Your instructions
Repeat the listing below in full, exactly as it stands.

Records shown
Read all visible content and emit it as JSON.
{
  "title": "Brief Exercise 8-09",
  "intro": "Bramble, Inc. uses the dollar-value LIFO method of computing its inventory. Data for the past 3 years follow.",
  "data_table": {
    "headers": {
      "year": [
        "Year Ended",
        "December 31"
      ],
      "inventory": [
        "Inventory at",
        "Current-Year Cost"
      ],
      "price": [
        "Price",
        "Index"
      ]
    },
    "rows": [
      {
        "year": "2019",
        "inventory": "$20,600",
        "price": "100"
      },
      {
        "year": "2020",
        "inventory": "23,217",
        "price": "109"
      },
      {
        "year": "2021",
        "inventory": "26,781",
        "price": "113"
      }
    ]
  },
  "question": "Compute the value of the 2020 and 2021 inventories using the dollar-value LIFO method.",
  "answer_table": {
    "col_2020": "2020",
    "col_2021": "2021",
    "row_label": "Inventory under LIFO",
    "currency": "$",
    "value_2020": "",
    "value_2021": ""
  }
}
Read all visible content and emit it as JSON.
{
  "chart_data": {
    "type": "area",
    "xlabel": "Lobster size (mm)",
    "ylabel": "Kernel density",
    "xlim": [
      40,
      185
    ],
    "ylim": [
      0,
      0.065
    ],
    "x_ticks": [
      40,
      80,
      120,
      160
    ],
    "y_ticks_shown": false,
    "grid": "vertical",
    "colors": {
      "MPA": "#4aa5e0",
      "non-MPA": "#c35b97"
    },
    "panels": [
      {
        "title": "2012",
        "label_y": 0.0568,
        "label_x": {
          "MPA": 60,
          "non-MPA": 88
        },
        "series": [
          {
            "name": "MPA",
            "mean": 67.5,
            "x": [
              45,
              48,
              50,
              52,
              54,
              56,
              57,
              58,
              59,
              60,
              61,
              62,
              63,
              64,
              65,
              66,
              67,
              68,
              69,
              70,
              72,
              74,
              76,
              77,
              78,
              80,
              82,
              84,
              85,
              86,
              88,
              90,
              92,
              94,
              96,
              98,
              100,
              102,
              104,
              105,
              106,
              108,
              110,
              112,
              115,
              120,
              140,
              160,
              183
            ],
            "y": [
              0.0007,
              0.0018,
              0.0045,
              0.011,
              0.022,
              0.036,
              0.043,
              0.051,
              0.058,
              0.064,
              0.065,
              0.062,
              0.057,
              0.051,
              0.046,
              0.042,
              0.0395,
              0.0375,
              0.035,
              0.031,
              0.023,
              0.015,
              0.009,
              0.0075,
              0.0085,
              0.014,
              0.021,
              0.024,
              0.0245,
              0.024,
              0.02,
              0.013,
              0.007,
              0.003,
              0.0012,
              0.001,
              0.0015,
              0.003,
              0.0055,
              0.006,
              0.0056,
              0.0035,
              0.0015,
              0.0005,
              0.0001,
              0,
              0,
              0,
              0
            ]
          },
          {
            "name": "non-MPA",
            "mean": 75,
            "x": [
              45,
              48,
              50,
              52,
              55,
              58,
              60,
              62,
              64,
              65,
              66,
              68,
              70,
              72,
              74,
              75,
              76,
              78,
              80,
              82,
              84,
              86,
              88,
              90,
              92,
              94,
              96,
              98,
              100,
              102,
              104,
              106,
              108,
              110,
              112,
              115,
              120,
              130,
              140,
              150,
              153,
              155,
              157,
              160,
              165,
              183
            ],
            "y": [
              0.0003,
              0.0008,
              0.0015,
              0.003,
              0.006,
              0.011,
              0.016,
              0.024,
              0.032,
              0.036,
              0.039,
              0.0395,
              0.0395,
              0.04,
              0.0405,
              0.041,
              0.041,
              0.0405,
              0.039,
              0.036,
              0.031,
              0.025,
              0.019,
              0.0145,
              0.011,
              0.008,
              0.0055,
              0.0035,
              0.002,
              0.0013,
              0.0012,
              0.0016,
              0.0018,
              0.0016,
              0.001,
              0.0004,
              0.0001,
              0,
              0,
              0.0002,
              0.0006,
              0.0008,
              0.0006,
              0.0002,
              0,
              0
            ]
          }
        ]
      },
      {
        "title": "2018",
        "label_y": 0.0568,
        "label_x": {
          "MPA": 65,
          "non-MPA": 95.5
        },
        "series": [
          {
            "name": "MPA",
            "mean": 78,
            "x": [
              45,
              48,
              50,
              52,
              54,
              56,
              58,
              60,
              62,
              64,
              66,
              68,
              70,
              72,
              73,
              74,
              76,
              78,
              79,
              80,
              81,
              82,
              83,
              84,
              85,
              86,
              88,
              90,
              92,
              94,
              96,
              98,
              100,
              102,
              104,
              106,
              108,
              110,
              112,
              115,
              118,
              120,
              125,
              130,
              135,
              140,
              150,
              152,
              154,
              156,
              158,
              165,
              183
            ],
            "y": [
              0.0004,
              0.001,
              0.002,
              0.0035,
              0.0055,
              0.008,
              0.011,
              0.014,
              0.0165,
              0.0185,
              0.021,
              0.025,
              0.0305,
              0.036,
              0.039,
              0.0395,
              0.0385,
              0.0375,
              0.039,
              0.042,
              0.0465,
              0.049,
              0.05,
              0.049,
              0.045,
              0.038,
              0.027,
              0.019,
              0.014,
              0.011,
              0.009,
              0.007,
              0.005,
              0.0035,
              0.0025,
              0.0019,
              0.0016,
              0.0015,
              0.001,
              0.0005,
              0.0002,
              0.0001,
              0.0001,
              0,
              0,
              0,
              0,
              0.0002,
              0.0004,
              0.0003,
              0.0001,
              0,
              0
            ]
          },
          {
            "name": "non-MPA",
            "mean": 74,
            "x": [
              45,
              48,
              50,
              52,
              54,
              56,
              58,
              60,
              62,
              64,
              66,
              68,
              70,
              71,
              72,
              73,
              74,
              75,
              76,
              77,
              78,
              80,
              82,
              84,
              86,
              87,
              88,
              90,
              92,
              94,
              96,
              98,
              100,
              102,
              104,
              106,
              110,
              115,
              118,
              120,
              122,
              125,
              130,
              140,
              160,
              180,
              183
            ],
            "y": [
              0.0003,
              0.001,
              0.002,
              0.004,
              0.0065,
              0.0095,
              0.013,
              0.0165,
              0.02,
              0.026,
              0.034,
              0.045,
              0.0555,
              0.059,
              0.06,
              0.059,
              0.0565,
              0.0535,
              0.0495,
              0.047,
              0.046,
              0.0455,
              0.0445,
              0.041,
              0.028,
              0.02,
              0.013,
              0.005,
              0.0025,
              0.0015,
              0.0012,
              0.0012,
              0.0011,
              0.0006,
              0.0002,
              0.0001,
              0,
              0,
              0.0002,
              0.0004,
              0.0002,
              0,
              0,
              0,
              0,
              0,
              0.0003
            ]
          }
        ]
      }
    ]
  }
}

Reply to the task
Read all visible content and emit it as JSON.
{
  "title": "Brief Exercise 8-09",
  "intro": "Bramble, Inc. uses the dollar-value LIFO method of computing its inventory. Data for the past 3 years follow.",
  "data_table": {
    "headers": {
      "year": [
        "Year Ended",
        "December 31"
      ],
      "inventory": [
        "Inventory at",
        "Current-Year Cost"
      ],
      "price": [
        "Price",
        "Index"
      ]
    },
    "rows": [
      {
        "year": "2019",
        "inventory": "$20,600",
        "price": "100"
      },
      {
        "year": "2020",
        "inventory": "23,217",
        "price": "109"
      },
      {
        "year": "2021",
        "inventory": "26,781",
        "price": "113"
      }
    ]
  },
  "question": "Compute the value of the 2020 and 2021 inventories using the dollar-value LIFO method.",
  "answer_table": {
    "col_2020": "2020",
    "col_2021": "2021",
    "row_label": "Inventory under LIFO",
    "currency": "$",
    "value_2020": "",
    "value_2021": ""
  }
}
Read all visible content and emit it as JSON.
{
  "chart_data": {
    "type": "area",
    "xlabel": "Lobster size (mm)",
    "ylabel": "Kernel density",
    "xlim": [
      40,
      185
    ],
    "ylim": [
      0,
      0.065
    ],
    "x_ticks": [
      40,
      80,
      120,
      160
    ],
    "y_ticks_shown": false,
    "grid": "vertical",
    "colors": {
      "MPA": "#4aa5e0",
      "non-MPA": "#c35b97"
    },
    "panels": [
      {
        "title": "2012",
        "label_y": 0.0568,
        "label_x": {
          "MPA": 60,
          "non-MPA": 88
        },
        "series": [
          {
            "name": "MPA",
            "mean": 67.5,
            "x": [
              45,
              48,
              50,
              52,
              54,
              56,
              57,
              58,
              59,
              60,
              61,
              62,
              63,
              64,
              65,
              66,
              67,
              68,
              69,
              70,
              72,
              74,
              76,
              77,
              78,
              80,
              82,
              84,
              85,
              86,
              88,
              90,
              92,
              94,
              96,
              98,
              100,
              102,
              104,
              105,
              106,
              108,
              110,
              112,
              115,
              120,
              140,
              160,
              183
            ],
            "y": [
              0.0007,
              0.0018,
              0.0045,
              0.011,
              0.022,
              0.036,
              0.043,
              0.051,
              0.058,
              0.064,
              0.065,
              0.062,
              0.057,
              0.051,
              0.046,
              0.042,
              0.0395,
              0.0375,
              0.035,
              0.031,
              0.023,
              0.015,
              0.009,
              0.0075,
              0.0085,
              0.014,
              0.021,
              0.024,
              0.0245,
              0.024,
              0.02,
              0.013,
              0.007,
              0.003,
              0.0012,
              0.001,
              0.0015,
              0.003,
              0.0055,
              0.006,
              0.0056,
              0.0035,
              0.0015,
              0.0005,
              0.0001,
              0,
              0,
              0,
              0
            ]
          },
          {
            "name": "non-MPA",
            "mean": 75,
            "x": [
              45,
              48,
              50,
              52,
              55,
              58,
              60,
              62,
              64,
              65,
              66,
              68,
              70,
              72,
              74,
              75,
              76,
              78,
              80,
              82,
              84,
              86,
              88,
              90,
              92,
              94,
              96,
              98,
              100,
              102,
              104,
              106,
              108,
              110,
              112,
              115,
              120,
              130,
              140,
              150,
              153,
              155,
              157,
              160,
              165,
              183
            ],
            "y": [
              0.0003,
              0.0008,
              0.0015,
              0.003,
              0.006,
              0.011,
              0.016,
              0.024,
              0.032,
              0.036,
              0.039,
              0.0395,
              0.0395,
              0.04,
              0.0405,
              0.041,
              0.041,
              0.0405,
              0.039,
              0.036,
              0.031,
              0.025,
              0.019,
              0.0145,
              0.011,
              0.008,
              0.0055,
              0.0035,
              0.002,
              0.0013,
              0.0012,
              0.0016,
              0.0018,
              0.0016,
              0.001,
              0.0004,
              0.0001,
              0,
              0,
              0.0002,
              0.0006,
              0.0008,
              0.0006,
              0.0002,
              0,
              0
            ]
          }
        ]
      },
      {
        "title": "2018",
        "label_y": 0.0568,
        "label_x": {
          "MPA": 65,
          "non-MPA": 95.5
        },
        "series": [
          {
            "name": "MPA",
            "mean": 78,
            "x": [
              45,
              48,
              50,
              52,
              54,
              56,
              58,
              60,
              62,
              64,
              66,
              68,
              70,
              72,
              73,
              74,
              76,
              78,
              79,
              80,
              81,
              82,
              83,
              84,
              85,
              86,
              88,
              90,
              92,
              94,
              96,
              98,
              100,
              102,
              104,
              106,
              108,
              110,
              112,
              115,
              118,
              120,
              125,
              130,
              135,
              140,
              150,
              152,
              154,
              156,
              158,
              165,
              183
            ],
            "y": [
              0.0004,
              0.001,
              0.002,
              0.0035,
              0.0055,
              0.008,
              0.011,
              0.014,
              0.0165,
              0.0185,
              0.021,
              0.025,
              0.0305,
              0.036,
              0.039,
              0.0395,
              0.0385,
              0.0375,
              0.039,
              0.042,
              0.0465,
              0.049,
              0.05,
              0.049,
              0.045,
              0.038,
              0.027,
              0.019,
              0.014,
              0.011,
              0.009,
              0.007,
              0.005,
              0.0035,
              0.0025,
              0.0019,
              0.0016,
              0.0015,
              0.001,
              0.0005,
              0.0002,
              0.0001,
              0.0001,
              0,
              0,
              0,
              0,
              0.0002,
              0.0004,
              0.0003,
              0.0001,
              0,
              0
            ]
          },
          {
            "name": "non-MPA",
            "mean": 74,
            "x": [
              45,
              48,
              50,
              52,
              54,
              56,
              58,
              60,
              62,
              64,
              66,
              68,
              70,
              71,
              72,
              73,
              74,
              75,
              76,
              77,
              78,
              80,
              82,
              84,
              86,
              87,
              88,
              90,
              92,
              94,
              96,
              98,
              100,
              102,
              104,
              106,
              110,
              115,
              118,
              120,
              122,
              125,
              130,
              140,
              160,
              180,
              183
            ],
            "y": [
              0.0003,
              0.001,
              0.002,
              0.004,
              0.0065,
              0.0095,
              0.013,
              0.0165,
              0.02,
              0.026,
              0.034,
              0.045,
              0.0555,
              0.059,
              0.06,
              0.059,
              0.0565,
              0.0535,
              0.0495,
              0.047,
              0.046,
              0.0455,
              0.0445,
              0.041,
              0.028,
              0.02,
              0.013,
              0.005,
              0.0025,
              0.0015,
              0.0012,
              0.0012,
              0.0011,
              0.0006,
              0.0002,
              0.0001,
              0,
              0,
              0.0002,
              0.0004,
              0.0002,
              0,
              0,
              0,
              0,
              0,
              0.0003
            ]
          }
        ]
      }
    ]
  }
}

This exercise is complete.